Input for this task »
━━━

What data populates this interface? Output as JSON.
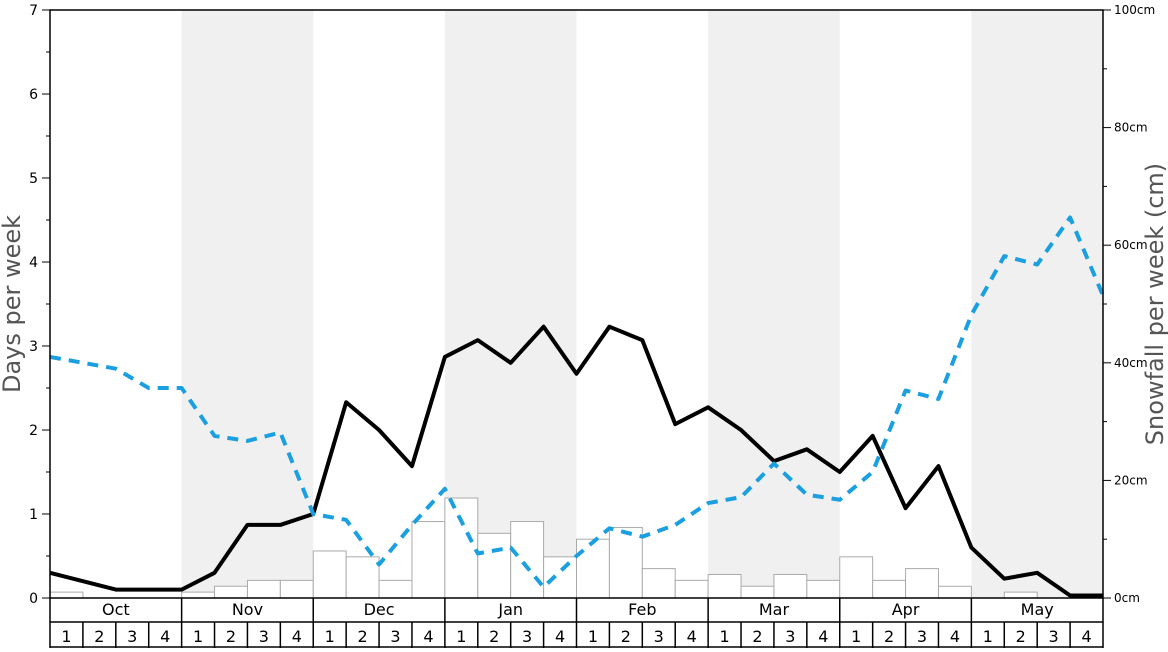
{
  "chart_data": {
    "type": "bar",
    "y_left": {
      "label": "Days per week",
      "range": [
        0,
        7
      ],
      "ticks": [
        "0",
        "1",
        "2",
        "3",
        "4",
        "5",
        "6",
        "7"
      ]
    },
    "y_right": {
      "label": "Snowfall per week (cm)",
      "range": [
        0,
        100
      ],
      "ticks": [
        "0cm",
        "20cm",
        "40cm",
        "60cm",
        "80cm",
        "100cm"
      ]
    },
    "months": [
      "Oct",
      "Nov",
      "Dec",
      "Jan",
      "Feb",
      "Mar",
      "Apr",
      "May"
    ],
    "weeks": [
      "1",
      "2",
      "3",
      "4"
    ],
    "shaded_months": [
      "Nov",
      "Jan",
      "Mar",
      "May"
    ],
    "grid": false,
    "legend": "none",
    "colors": {
      "bars_stroke": "#aaaaaa",
      "bars_fill": "#ffffff",
      "black_line": "#000000",
      "dashed_line": "#1a9fe0",
      "shade": "#f0f0f0"
    },
    "series": [
      {
        "kind": "bar",
        "axis": "right",
        "values": [
          1,
          0,
          0,
          0,
          1,
          2,
          3,
          3,
          8,
          7,
          3,
          13,
          17,
          11,
          13,
          7,
          10,
          12,
          5,
          3,
          4,
          2,
          4,
          3,
          7,
          3,
          5,
          2,
          0,
          1,
          0,
          0
        ]
      },
      {
        "kind": "line",
        "style": "solid",
        "axis": "left",
        "values": [
          0.3,
          0.2,
          0.1,
          0.1,
          0.1,
          0.3,
          0.87,
          0.87,
          1.0,
          2.33,
          2.0,
          1.57,
          2.87,
          3.07,
          2.8,
          3.23,
          2.67,
          3.23,
          3.07,
          2.07,
          2.27,
          2.0,
          1.63,
          1.77,
          1.5,
          1.93,
          1.07,
          1.57,
          0.6,
          0.23,
          0.3,
          0.03,
          0.03
        ]
      },
      {
        "kind": "line",
        "style": "dashed",
        "axis": "left",
        "values": [
          2.87,
          2.8,
          2.73,
          2.5,
          2.5,
          1.93,
          1.87,
          1.97,
          1.0,
          0.93,
          0.4,
          0.87,
          1.3,
          0.53,
          0.6,
          0.13,
          0.5,
          0.83,
          0.73,
          0.87,
          1.13,
          1.2,
          1.6,
          1.23,
          1.17,
          1.5,
          2.47,
          2.37,
          3.37,
          4.07,
          3.97,
          4.53,
          3.6
        ]
      }
    ]
  }
}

━━━

Problem requirements »
Gather every line containing the word "label" and copy it.

Written reply »
      "label": "Days per week",
      "label": "Snowfall per week (cm)",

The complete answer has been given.